■ What is needed:
Retype the records below exactly as they stand, but with no images.

(Dataset records on visual material)

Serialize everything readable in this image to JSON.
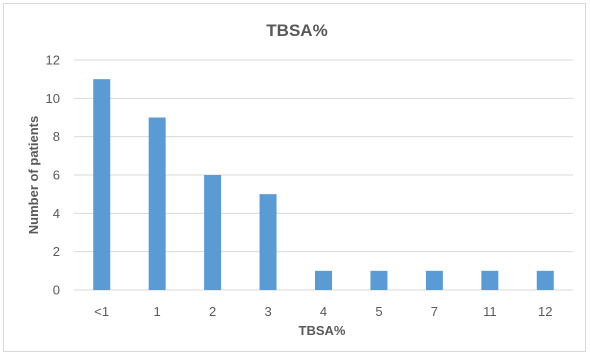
{
  "chart_data": {
    "type": "bar",
    "title": "TBSA%",
    "xlabel": "TBSA%",
    "ylabel": "Number of patients",
    "categories": [
      "<1",
      "1",
      "2",
      "3",
      "4",
      "5",
      "7",
      "11",
      "12"
    ],
    "values": [
      11,
      9,
      6,
      5,
      1,
      1,
      1,
      1,
      1
    ],
    "ylim": [
      0,
      12
    ],
    "yticks": [
      0,
      2,
      4,
      6,
      8,
      10,
      12
    ],
    "grid": true,
    "bar_color": "#5b9bd5",
    "grid_color": "#d9d9d9"
  }
}
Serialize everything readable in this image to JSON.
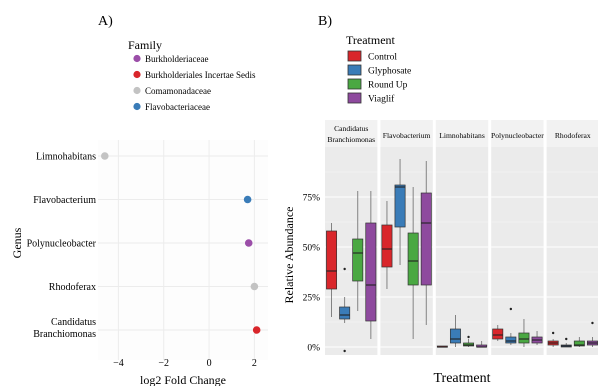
{
  "panels": {
    "a": {
      "label": "A)"
    },
    "b": {
      "label": "B)"
    }
  },
  "chart_data": [
    {
      "type": "scatter",
      "legend": {
        "title": "Family",
        "items": [
          {
            "name": "Burkholderiaceae",
            "color": "#9b4ea8"
          },
          {
            "name": "Burkholderiales Incertae Sedis",
            "color": "#d9262b"
          },
          {
            "name": "Comamonadaceae",
            "color": "#c3c3c3"
          },
          {
            "name": "Flavobacteriaceae",
            "color": "#3a7cb8"
          }
        ]
      },
      "ylabel": "Genus",
      "xlabel": "log2 Fold Change",
      "categories": [
        "Limnohabitans",
        "Flavobacterium",
        "Polynucleobacter",
        "Rhodoferax",
        "Candidatus Branchiomonas"
      ],
      "xticks": [
        -4,
        -2,
        0,
        2
      ],
      "xlim": [
        -4.9,
        2.6
      ],
      "points": [
        {
          "genus": "Limnohabitans",
          "x": -4.6,
          "family": "Comamonadaceae"
        },
        {
          "genus": "Flavobacterium",
          "x": 1.7,
          "family": "Flavobacteriaceae"
        },
        {
          "genus": "Polynucleobacter",
          "x": 1.75,
          "family": "Burkholderiaceae"
        },
        {
          "genus": "Rhodoferax",
          "x": 2.0,
          "family": "Comamonadaceae"
        },
        {
          "genus": "Candidatus Branchiomonas",
          "x": 2.1,
          "family": "Burkholderiales Incertae Sedis"
        }
      ]
    },
    {
      "type": "box",
      "legend": {
        "title": "Treatment",
        "items": [
          {
            "name": "Control",
            "color": "#d9262b"
          },
          {
            "name": "Glyphosate",
            "color": "#3a7cb8"
          },
          {
            "name": "Round Up",
            "color": "#4aa842"
          },
          {
            "name": "Viaglif",
            "color": "#8e4a9e"
          }
        ]
      },
      "ylabel": "Relative Abundance",
      "xlabel": "Treatment",
      "yticks": [
        "0%",
        "25%",
        "50%",
        "75%"
      ],
      "ylim": [
        -0.04,
        1.0
      ],
      "facets": [
        {
          "title": [
            "Candidatus",
            "Branchiomonas"
          ],
          "boxes": [
            {
              "treatment": "Control",
              "min": 0.15,
              "q1": 0.29,
              "median": 0.38,
              "q3": 0.58,
              "max": 0.62,
              "outliers": []
            },
            {
              "treatment": "Glyphosate",
              "min": 0.12,
              "q1": 0.14,
              "median": 0.16,
              "q3": 0.2,
              "max": 0.25,
              "outliers": [
                0.39,
                -0.02
              ]
            },
            {
              "treatment": "Round Up",
              "min": 0.18,
              "q1": 0.33,
              "median": 0.47,
              "q3": 0.54,
              "max": 0.78,
              "outliers": []
            },
            {
              "treatment": "Viaglif",
              "min": 0.04,
              "q1": 0.13,
              "median": 0.31,
              "q3": 0.62,
              "max": 0.78,
              "outliers": []
            }
          ]
        },
        {
          "title": [
            "Flavobacterium"
          ],
          "boxes": [
            {
              "treatment": "Control",
              "min": 0.29,
              "q1": 0.4,
              "median": 0.49,
              "q3": 0.61,
              "max": 0.73,
              "outliers": []
            },
            {
              "treatment": "Glyphosate",
              "min": 0.41,
              "q1": 0.6,
              "median": 0.8,
              "q3": 0.81,
              "max": 0.94,
              "outliers": []
            },
            {
              "treatment": "Round Up",
              "min": 0.04,
              "q1": 0.31,
              "median": 0.43,
              "q3": 0.57,
              "max": 0.8,
              "outliers": []
            },
            {
              "treatment": "Viaglif",
              "min": 0.11,
              "q1": 0.31,
              "median": 0.62,
              "q3": 0.77,
              "max": 0.93,
              "outliers": []
            }
          ]
        },
        {
          "title": [
            "Limnohabitans"
          ],
          "boxes": [
            {
              "treatment": "Control",
              "min": 0.0,
              "q1": 0.0,
              "median": 0.0,
              "q3": 0.005,
              "max": 0.005,
              "outliers": []
            },
            {
              "treatment": "Glyphosate",
              "min": 0.0,
              "q1": 0.02,
              "median": 0.04,
              "q3": 0.09,
              "max": 0.16,
              "outliers": []
            },
            {
              "treatment": "Round Up",
              "min": 0.0,
              "q1": 0.005,
              "median": 0.01,
              "q3": 0.02,
              "max": 0.04,
              "outliers": [
                0.05
              ]
            },
            {
              "treatment": "Viaglif",
              "min": 0.0,
              "q1": 0.0,
              "median": 0.0,
              "q3": 0.01,
              "max": 0.03,
              "outliers": []
            }
          ]
        },
        {
          "title": [
            "Polynucleobacter"
          ],
          "boxes": [
            {
              "treatment": "Control",
              "min": 0.03,
              "q1": 0.04,
              "median": 0.06,
              "q3": 0.09,
              "max": 0.11,
              "outliers": []
            },
            {
              "treatment": "Glyphosate",
              "min": 0.01,
              "q1": 0.02,
              "median": 0.03,
              "q3": 0.05,
              "max": 0.07,
              "outliers": [
                0.19
              ]
            },
            {
              "treatment": "Round Up",
              "min": 0.0,
              "q1": 0.02,
              "median": 0.04,
              "q3": 0.07,
              "max": 0.14,
              "outliers": []
            },
            {
              "treatment": "Viaglif",
              "min": 0.01,
              "q1": 0.02,
              "median": 0.035,
              "q3": 0.05,
              "max": 0.08,
              "outliers": []
            }
          ]
        },
        {
          "title": [
            "Rhodoferax"
          ],
          "boxes": [
            {
              "treatment": "Control",
              "min": 0.0,
              "q1": 0.01,
              "median": 0.02,
              "q3": 0.03,
              "max": 0.04,
              "outliers": [
                0.07
              ]
            },
            {
              "treatment": "Glyphosate",
              "min": 0.0,
              "q1": 0.0,
              "median": 0.005,
              "q3": 0.01,
              "max": 0.02,
              "outliers": [
                0.04
              ]
            },
            {
              "treatment": "Round Up",
              "min": 0.0,
              "q1": 0.005,
              "median": 0.01,
              "q3": 0.03,
              "max": 0.05,
              "outliers": []
            },
            {
              "treatment": "Viaglif",
              "min": 0.0,
              "q1": 0.01,
              "median": 0.02,
              "q3": 0.03,
              "max": 0.05,
              "outliers": [
                0.12
              ]
            }
          ]
        }
      ]
    }
  ]
}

■ Answer section:
Serialize everything readable in this image to JSON.
{
  "chart_data": {
    "type": "bar",
    "title": "TBSA%",
    "xlabel": "TBSA%",
    "ylabel": "Number of patients",
    "categories": [
      "<1",
      "1",
      "2",
      "3",
      "4",
      "5",
      "7",
      "11",
      "12"
    ],
    "values": [
      11,
      9,
      6,
      5,
      1,
      1,
      1,
      1,
      1
    ],
    "ylim": [
      0,
      12
    ],
    "yticks": [
      0,
      2,
      4,
      6,
      8,
      10,
      12
    ],
    "grid": true,
    "bar_color": "#5b9bd5",
    "grid_color": "#d9d9d9"
  }
}
Serialize everything readable in this image to JSON.
{
  "panels": {
    "a": {
      "label": "A)"
    },
    "b": {
      "label": "B)"
    }
  },
  "chart_data": [
    {
      "type": "scatter",
      "legend": {
        "title": "Family",
        "items": [
          {
            "name": "Burkholderiaceae",
            "color": "#9b4ea8"
          },
          {
            "name": "Burkholderiales Incertae Sedis",
            "color": "#d9262b"
          },
          {
            "name": "Comamonadaceae",
            "color": "#c3c3c3"
          },
          {
            "name": "Flavobacteriaceae",
            "color": "#3a7cb8"
          }
        ]
      },
      "ylabel": "Genus",
      "xlabel": "log2 Fold Change",
      "categories": [
        "Limnohabitans",
        "Flavobacterium",
        "Polynucleobacter",
        "Rhodoferax",
        "Candidatus Branchiomonas"
      ],
      "xticks": [
        -4,
        -2,
        0,
        2
      ],
      "xlim": [
        -4.9,
        2.6
      ],
      "points": [
        {
          "genus": "Limnohabitans",
          "x": -4.6,
          "family": "Comamonadaceae"
        },
        {
          "genus": "Flavobacterium",
          "x": 1.7,
          "family": "Flavobacteriaceae"
        },
        {
          "genus": "Polynucleobacter",
          "x": 1.75,
          "family": "Burkholderiaceae"
        },
        {
          "genus": "Rhodoferax",
          "x": 2.0,
          "family": "Comamonadaceae"
        },
        {
          "genus": "Candidatus Branchiomonas",
          "x": 2.1,
          "family": "Burkholderiales Incertae Sedis"
        }
      ]
    },
    {
      "type": "box",
      "legend": {
        "title": "Treatment",
        "items": [
          {
            "name": "Control",
            "color": "#d9262b"
          },
          {
            "name": "Glyphosate",
            "color": "#3a7cb8"
          },
          {
            "name": "Round Up",
            "color": "#4aa842"
          },
          {
            "name": "Viaglif",
            "color": "#8e4a9e"
          }
        ]
      },
      "ylabel": "Relative Abundance",
      "xlabel": "Treatment",
      "yticks": [
        "0%",
        "25%",
        "50%",
        "75%"
      ],
      "ylim": [
        -0.04,
        1.0
      ],
      "facets": [
        {
          "title": [
            "Candidatus",
            "Branchiomonas"
          ],
          "boxes": [
            {
              "treatment": "Control",
              "min": 0.15,
              "q1": 0.29,
              "median": 0.38,
              "q3": 0.58,
              "max": 0.62,
              "outliers": []
            },
            {
              "treatment": "Glyphosate",
              "min": 0.12,
              "q1": 0.14,
              "median": 0.16,
              "q3": 0.2,
              "max": 0.25,
              "outliers": [
                0.39,
                -0.02
              ]
            },
            {
              "treatment": "Round Up",
              "min": 0.18,
              "q1": 0.33,
              "median": 0.47,
              "q3": 0.54,
              "max": 0.78,
              "outliers": []
            },
            {
              "treatment": "Viaglif",
              "min": 0.04,
              "q1": 0.13,
              "median": 0.31,
              "q3": 0.62,
              "max": 0.78,
              "outliers": []
            }
          ]
        },
        {
          "title": [
            "Flavobacterium"
          ],
          "boxes": [
            {
              "treatment": "Control",
              "min": 0.29,
              "q1": 0.4,
              "median": 0.49,
              "q3": 0.61,
              "max": 0.73,
              "outliers": []
            },
            {
              "treatment": "Glyphosate",
              "min": 0.41,
              "q1": 0.6,
              "median": 0.8,
              "q3": 0.81,
              "max": 0.94,
              "outliers": []
            },
            {
              "treatment": "Round Up",
              "min": 0.04,
              "q1": 0.31,
              "median": 0.43,
              "q3": 0.57,
              "max": 0.8,
              "outliers": []
            },
            {
              "treatment": "Viaglif",
              "min": 0.11,
              "q1": 0.31,
              "median": 0.62,
              "q3": 0.77,
              "max": 0.93,
              "outliers": []
            }
          ]
        },
        {
          "title": [
            "Limnohabitans"
          ],
          "boxes": [
            {
              "treatment": "Control",
              "min": 0.0,
              "q1": 0.0,
              "median": 0.0,
              "q3": 0.005,
              "max": 0.005,
              "outliers": []
            },
            {
              "treatment": "Glyphosate",
              "min": 0.0,
              "q1": 0.02,
              "median": 0.04,
              "q3": 0.09,
              "max": 0.16,
              "outliers": []
            },
            {
              "treatment": "Round Up",
              "min": 0.0,
              "q1": 0.005,
              "median": 0.01,
              "q3": 0.02,
              "max": 0.04,
              "outliers": [
                0.05
              ]
            },
            {
              "treatment": "Viaglif",
              "min": 0.0,
              "q1": 0.0,
              "median": 0.0,
              "q3": 0.01,
              "max": 0.03,
              "outliers": []
            }
          ]
        },
        {
          "title": [
            "Polynucleobacter"
          ],
          "boxes": [
            {
              "treatment": "Control",
              "min": 0.03,
              "q1": 0.04,
              "median": 0.06,
              "q3": 0.09,
              "max": 0.11,
              "outliers": []
            },
            {
              "treatment": "Glyphosate",
              "min": 0.01,
              "q1": 0.02,
              "median": 0.03,
              "q3": 0.05,
              "max": 0.07,
              "outliers": [
                0.19
              ]
            },
            {
              "treatment": "Round Up",
              "min": 0.0,
              "q1": 0.02,
              "median": 0.04,
              "q3": 0.07,
              "max": 0.14,
              "outliers": []
            },
            {
              "treatment": "Viaglif",
              "min": 0.01,
              "q1": 0.02,
              "median": 0.035,
              "q3": 0.05,
              "max": 0.08,
              "outliers": []
            }
          ]
        },
        {
          "title": [
            "Rhodoferax"
          ],
          "boxes": [
            {
              "treatment": "Control",
              "min": 0.0,
              "q1": 0.01,
              "median": 0.02,
              "q3": 0.03,
              "max": 0.04,
              "outliers": [
                0.07
              ]
            },
            {
              "treatment": "Glyphosate",
              "min": 0.0,
              "q1": 0.0,
              "median": 0.005,
              "q3": 0.01,
              "max": 0.02,
              "outliers": [
                0.04
              ]
            },
            {
              "treatment": "Round Up",
              "min": 0.0,
              "q1": 0.005,
              "median": 0.01,
              "q3": 0.03,
              "max": 0.05,
              "outliers": []
            },
            {
              "treatment": "Viaglif",
              "min": 0.0,
              "q1": 0.01,
              "median": 0.02,
              "q3": 0.03,
              "max": 0.05,
              "outliers": [
                0.12
              ]
            }
          ]
        }
      ]
    }
  ]
}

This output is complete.